Raw records
## Begin
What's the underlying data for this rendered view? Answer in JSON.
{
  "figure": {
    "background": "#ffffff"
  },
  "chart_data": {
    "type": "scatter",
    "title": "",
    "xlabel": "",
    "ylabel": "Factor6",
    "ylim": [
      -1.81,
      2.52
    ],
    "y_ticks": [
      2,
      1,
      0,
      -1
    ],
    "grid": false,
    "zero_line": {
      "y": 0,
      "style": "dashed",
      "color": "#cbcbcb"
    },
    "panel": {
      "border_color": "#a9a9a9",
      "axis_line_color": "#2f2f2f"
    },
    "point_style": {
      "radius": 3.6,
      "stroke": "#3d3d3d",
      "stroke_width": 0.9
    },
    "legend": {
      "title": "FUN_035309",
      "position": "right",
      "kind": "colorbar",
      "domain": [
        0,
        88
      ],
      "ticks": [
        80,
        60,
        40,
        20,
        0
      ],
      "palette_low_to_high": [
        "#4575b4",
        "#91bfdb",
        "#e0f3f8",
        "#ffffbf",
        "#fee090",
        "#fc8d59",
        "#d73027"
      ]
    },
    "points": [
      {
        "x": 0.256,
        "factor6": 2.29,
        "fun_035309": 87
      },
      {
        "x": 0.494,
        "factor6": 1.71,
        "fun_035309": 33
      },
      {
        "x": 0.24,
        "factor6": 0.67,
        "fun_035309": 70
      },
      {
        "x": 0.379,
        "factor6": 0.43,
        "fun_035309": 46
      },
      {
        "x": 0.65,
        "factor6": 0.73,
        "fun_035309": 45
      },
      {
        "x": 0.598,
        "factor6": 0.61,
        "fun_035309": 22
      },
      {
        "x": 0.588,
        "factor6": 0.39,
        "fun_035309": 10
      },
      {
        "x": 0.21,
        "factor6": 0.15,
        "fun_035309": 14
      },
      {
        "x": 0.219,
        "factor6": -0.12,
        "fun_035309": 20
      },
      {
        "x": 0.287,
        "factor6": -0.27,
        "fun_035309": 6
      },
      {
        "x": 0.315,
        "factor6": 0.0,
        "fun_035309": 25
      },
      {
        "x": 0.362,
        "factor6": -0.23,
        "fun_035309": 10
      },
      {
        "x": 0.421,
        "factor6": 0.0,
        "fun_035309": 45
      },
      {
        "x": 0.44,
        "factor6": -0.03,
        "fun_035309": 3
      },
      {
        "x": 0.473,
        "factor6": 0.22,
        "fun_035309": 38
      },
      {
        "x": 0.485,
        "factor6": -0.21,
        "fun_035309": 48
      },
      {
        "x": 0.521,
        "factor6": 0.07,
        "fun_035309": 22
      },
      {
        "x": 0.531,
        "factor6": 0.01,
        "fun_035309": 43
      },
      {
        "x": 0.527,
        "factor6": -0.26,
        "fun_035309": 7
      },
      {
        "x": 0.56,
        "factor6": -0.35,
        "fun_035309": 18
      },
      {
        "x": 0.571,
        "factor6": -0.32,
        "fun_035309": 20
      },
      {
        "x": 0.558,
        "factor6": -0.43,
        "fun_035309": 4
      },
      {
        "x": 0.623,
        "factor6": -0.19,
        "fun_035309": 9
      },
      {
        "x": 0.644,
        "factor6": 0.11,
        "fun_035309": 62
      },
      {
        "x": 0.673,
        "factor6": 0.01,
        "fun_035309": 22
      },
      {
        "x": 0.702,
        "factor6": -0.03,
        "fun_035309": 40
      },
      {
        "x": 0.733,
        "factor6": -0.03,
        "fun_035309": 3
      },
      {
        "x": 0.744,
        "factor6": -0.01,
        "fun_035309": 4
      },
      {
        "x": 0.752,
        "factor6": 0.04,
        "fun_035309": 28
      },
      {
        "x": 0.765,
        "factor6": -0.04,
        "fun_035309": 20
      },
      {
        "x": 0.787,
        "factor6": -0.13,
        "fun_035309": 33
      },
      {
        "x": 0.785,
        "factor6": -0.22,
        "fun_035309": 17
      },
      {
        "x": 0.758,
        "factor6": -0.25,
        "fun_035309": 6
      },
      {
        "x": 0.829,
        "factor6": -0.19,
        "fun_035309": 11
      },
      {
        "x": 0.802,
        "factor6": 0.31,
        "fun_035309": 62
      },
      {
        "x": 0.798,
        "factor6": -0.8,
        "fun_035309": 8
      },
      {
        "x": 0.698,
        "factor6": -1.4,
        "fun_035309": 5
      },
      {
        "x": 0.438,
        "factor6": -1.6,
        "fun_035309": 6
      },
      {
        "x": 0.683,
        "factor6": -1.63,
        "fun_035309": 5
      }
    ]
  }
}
## End
# [Problem details]
Using the material above, print every entry exactly as written.

# [The answer]
What's the underlying data for this rendered view? Answer in JSON.
{
  "figure": {
    "background": "#ffffff"
  },
  "chart_data": {
    "type": "scatter",
    "title": "",
    "xlabel": "",
    "ylabel": "Factor6",
    "ylim": [
      -1.81,
      2.52
    ],
    "y_ticks": [
      2,
      1,
      0,
      -1
    ],
    "grid": false,
    "zero_line": {
      "y": 0,
      "style": "dashed",
      "color": "#cbcbcb"
    },
    "panel": {
      "border_color": "#a9a9a9",
      "axis_line_color": "#2f2f2f"
    },
    "point_style": {
      "radius": 3.6,
      "stroke": "#3d3d3d",
      "stroke_width": 0.9
    },
    "legend": {
      "title": "FUN_035309",
      "position": "right",
      "kind": "colorbar",
      "domain": [
        0,
        88
      ],
      "ticks": [
        80,
        60,
        40,
        20,
        0
      ],
      "palette_low_to_high": [
        "#4575b4",
        "#91bfdb",
        "#e0f3f8",
        "#ffffbf",
        "#fee090",
        "#fc8d59",
        "#d73027"
      ]
    },
    "points": [
      {
        "x": 0.256,
        "factor6": 2.29,
        "fun_035309": 87
      },
      {
        "x": 0.494,
        "factor6": 1.71,
        "fun_035309": 33
      },
      {
        "x": 0.24,
        "factor6": 0.67,
        "fun_035309": 70
      },
      {
        "x": 0.379,
        "factor6": 0.43,
        "fun_035309": 46
      },
      {
        "x": 0.65,
        "factor6": 0.73,
        "fun_035309": 45
      },
      {
        "x": 0.598,
        "factor6": 0.61,
        "fun_035309": 22
      },
      {
        "x": 0.588,
        "factor6": 0.39,
        "fun_035309": 10
      },
      {
        "x": 0.21,
        "factor6": 0.15,
        "fun_035309": 14
      },
      {
        "x": 0.219,
        "factor6": -0.12,
        "fun_035309": 20
      },
      {
        "x": 0.287,
        "factor6": -0.27,
        "fun_035309": 6
      },
      {
        "x": 0.315,
        "factor6": 0.0,
        "fun_035309": 25
      },
      {
        "x": 0.362,
        "factor6": -0.23,
        "fun_035309": 10
      },
      {
        "x": 0.421,
        "factor6": 0.0,
        "fun_035309": 45
      },
      {
        "x": 0.44,
        "factor6": -0.03,
        "fun_035309": 3
      },
      {
        "x": 0.473,
        "factor6": 0.22,
        "fun_035309": 38
      },
      {
        "x": 0.485,
        "factor6": -0.21,
        "fun_035309": 48
      },
      {
        "x": 0.521,
        "factor6": 0.07,
        "fun_035309": 22
      },
      {
        "x": 0.531,
        "factor6": 0.01,
        "fun_035309": 43
      },
      {
        "x": 0.527,
        "factor6": -0.26,
        "fun_035309": 7
      },
      {
        "x": 0.56,
        "factor6": -0.35,
        "fun_035309": 18
      },
      {
        "x": 0.571,
        "factor6": -0.32,
        "fun_035309": 20
      },
      {
        "x": 0.558,
        "factor6": -0.43,
        "fun_035309": 4
      },
      {
        "x": 0.623,
        "factor6": -0.19,
        "fun_035309": 9
      },
      {
        "x": 0.644,
        "factor6": 0.11,
        "fun_035309": 62
      },
      {
        "x": 0.673,
        "factor6": 0.01,
        "fun_035309": 22
      },
      {
        "x": 0.702,
        "factor6": -0.03,
        "fun_035309": 40
      },
      {
        "x": 0.733,
        "factor6": -0.03,
        "fun_035309": 3
      },
      {
        "x": 0.744,
        "factor6": -0.01,
        "fun_035309": 4
      },
      {
        "x": 0.752,
        "factor6": 0.04,
        "fun_035309": 28
      },
      {
        "x": 0.765,
        "factor6": -0.04,
        "fun_035309": 20
      },
      {
        "x": 0.787,
        "factor6": -0.13,
        "fun_035309": 33
      },
      {
        "x": 0.785,
        "factor6": -0.22,
        "fun_035309": 17
      },
      {
        "x": 0.758,
        "factor6": -0.25,
        "fun_035309": 6
      },
      {
        "x": 0.829,
        "factor6": -0.19,
        "fun_035309": 11
      },
      {
        "x": 0.802,
        "factor6": 0.31,
        "fun_035309": 62
      },
      {
        "x": 0.798,
        "factor6": -0.8,
        "fun_035309": 8
      },
      {
        "x": 0.698,
        "factor6": -1.4,
        "fun_035309": 5
      },
      {
        "x": 0.438,
        "factor6": -1.6,
        "fun_035309": 6
      },
      {
        "x": 0.683,
        "factor6": -1.63,
        "fun_035309": 5
      }
    ]
  }
}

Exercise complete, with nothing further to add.